_SELECTED TEXT_.
┌──

2
votes

I have started using Twilio Programmable SMS API to send messages through Twilio.

As we all know, a message status can be queued, failed or sent, delivered or undelivered, and it changes over a period of time.

As per the documentation, the API has provided an excellent facility to monitor the status of message using StatusCallback request parameter, the value of this parameter is a URL that gets called when message status changes.

I am assuming that StatusCallback URL is our custom REST API endpoint that gets called by Twilio whenever the message status changes. Am I correct? If yes, how the Twilio is authenticated to call our StatusCallback URL, how the authentication of StatusCallback URL is handled?

1
Good quesiton. Have a look at my answer stackoverflow.com/questions/55379748/…Alex Baban

1 Answers

3
votes

Twilio allows you to set up authentication for webhooks in a couple of ways.

└──

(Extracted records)
┌──

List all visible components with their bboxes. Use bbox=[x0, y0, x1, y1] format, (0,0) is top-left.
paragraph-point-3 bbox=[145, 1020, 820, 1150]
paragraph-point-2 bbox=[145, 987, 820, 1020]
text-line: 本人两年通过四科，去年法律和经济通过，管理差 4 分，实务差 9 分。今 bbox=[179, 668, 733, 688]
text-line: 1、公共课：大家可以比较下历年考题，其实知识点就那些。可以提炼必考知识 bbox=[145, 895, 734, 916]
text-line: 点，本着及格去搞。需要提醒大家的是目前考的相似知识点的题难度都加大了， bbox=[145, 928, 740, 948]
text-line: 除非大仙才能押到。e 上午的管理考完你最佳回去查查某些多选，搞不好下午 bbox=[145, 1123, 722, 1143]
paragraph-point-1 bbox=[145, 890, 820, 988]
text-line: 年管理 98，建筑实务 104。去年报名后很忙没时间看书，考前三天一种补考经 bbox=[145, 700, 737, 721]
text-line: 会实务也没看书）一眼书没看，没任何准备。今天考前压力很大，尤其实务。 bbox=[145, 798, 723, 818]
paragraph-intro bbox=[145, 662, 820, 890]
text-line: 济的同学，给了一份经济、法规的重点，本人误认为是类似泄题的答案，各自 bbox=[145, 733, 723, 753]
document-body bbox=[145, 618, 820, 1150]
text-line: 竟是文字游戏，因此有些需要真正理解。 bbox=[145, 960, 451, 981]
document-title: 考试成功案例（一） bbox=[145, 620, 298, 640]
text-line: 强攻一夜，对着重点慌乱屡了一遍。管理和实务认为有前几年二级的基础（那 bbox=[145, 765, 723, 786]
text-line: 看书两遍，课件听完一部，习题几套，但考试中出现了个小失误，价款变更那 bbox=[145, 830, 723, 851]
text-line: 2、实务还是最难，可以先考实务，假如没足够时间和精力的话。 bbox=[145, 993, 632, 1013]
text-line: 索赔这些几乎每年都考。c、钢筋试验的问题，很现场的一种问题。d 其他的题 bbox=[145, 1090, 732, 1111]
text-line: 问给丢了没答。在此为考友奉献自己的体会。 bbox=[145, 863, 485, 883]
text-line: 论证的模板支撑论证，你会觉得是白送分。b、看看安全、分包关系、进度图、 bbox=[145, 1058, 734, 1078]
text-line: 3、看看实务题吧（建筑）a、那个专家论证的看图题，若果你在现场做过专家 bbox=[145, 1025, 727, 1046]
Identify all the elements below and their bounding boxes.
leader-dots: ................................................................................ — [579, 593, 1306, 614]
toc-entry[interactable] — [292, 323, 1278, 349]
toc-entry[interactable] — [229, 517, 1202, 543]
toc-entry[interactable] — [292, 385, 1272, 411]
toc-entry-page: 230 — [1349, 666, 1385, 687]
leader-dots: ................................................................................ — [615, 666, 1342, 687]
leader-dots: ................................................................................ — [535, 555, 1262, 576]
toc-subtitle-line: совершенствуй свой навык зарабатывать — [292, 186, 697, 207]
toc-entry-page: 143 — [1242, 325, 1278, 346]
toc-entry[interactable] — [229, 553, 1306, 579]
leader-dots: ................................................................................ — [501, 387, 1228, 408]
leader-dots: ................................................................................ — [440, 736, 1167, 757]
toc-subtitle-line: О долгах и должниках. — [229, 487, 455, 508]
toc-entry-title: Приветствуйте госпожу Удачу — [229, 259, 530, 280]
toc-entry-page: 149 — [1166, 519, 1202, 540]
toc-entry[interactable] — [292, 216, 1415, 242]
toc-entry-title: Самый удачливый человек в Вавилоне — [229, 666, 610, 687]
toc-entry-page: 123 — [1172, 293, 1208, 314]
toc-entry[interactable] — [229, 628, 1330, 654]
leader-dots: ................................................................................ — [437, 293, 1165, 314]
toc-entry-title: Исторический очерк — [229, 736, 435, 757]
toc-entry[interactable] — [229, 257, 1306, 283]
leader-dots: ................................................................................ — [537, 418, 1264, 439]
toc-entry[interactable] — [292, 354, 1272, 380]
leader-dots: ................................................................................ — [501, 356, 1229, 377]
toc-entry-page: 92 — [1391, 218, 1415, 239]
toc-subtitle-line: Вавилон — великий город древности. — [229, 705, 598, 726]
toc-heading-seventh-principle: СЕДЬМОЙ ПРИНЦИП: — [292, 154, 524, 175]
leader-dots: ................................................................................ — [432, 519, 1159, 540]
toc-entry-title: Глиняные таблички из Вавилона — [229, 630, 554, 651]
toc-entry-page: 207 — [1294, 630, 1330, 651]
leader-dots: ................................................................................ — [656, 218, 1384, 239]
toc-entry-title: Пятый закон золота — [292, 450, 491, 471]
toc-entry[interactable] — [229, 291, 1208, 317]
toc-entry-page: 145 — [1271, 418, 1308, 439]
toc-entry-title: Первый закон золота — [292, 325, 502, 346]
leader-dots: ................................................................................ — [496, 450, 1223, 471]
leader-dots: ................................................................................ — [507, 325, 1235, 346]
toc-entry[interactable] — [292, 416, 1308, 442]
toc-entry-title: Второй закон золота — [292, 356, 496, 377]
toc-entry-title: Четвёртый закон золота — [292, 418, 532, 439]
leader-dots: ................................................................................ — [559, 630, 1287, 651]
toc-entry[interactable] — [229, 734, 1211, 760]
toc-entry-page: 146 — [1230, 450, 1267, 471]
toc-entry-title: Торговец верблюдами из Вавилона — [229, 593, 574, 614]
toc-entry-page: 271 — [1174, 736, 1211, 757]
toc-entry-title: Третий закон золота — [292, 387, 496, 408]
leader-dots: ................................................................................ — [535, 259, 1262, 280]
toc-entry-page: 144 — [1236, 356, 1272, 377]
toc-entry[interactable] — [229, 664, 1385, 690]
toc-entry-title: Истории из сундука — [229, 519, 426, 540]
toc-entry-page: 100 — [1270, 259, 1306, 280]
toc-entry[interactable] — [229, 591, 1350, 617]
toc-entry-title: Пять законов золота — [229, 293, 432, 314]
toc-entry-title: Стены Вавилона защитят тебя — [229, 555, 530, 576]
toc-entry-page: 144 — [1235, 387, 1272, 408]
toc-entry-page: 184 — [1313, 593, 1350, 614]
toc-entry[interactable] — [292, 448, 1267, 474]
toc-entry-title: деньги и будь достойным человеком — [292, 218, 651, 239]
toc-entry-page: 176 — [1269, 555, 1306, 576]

└──

_TASKS TO CARRY OUT_.
1 > List every message status that the Twilio StatusCallback post names.
2 > Carry on the Twilio StatusCallback post, picking up after its final sentence.

_ACTIVITY ANSWERS_.
1 > queued, failed, sent, delivered, undelivered

2 >
First, you can set up your endpoint to require HTTP authentication. You can then set the username and password in the URL. Twilio will first send a request with no Authorization header. After your server responds with a 401 Unauthorized status code, a WWW-Authenticate header and a realm in the response, Twilio will make the same request with an Authorization header.

The other way to ensure that it was Twilio was the initiator of a request is to validate the signature that comes as the X-Twilio-Signature header of the request. The signature is made up of the URL and all the parameters of the request, signed with your account's auth token. If you can generate the same signature, then you can trust it came from Twilio. Check the documentation for how to validate the signature, it's also built into each of the official Twilio helper libraries.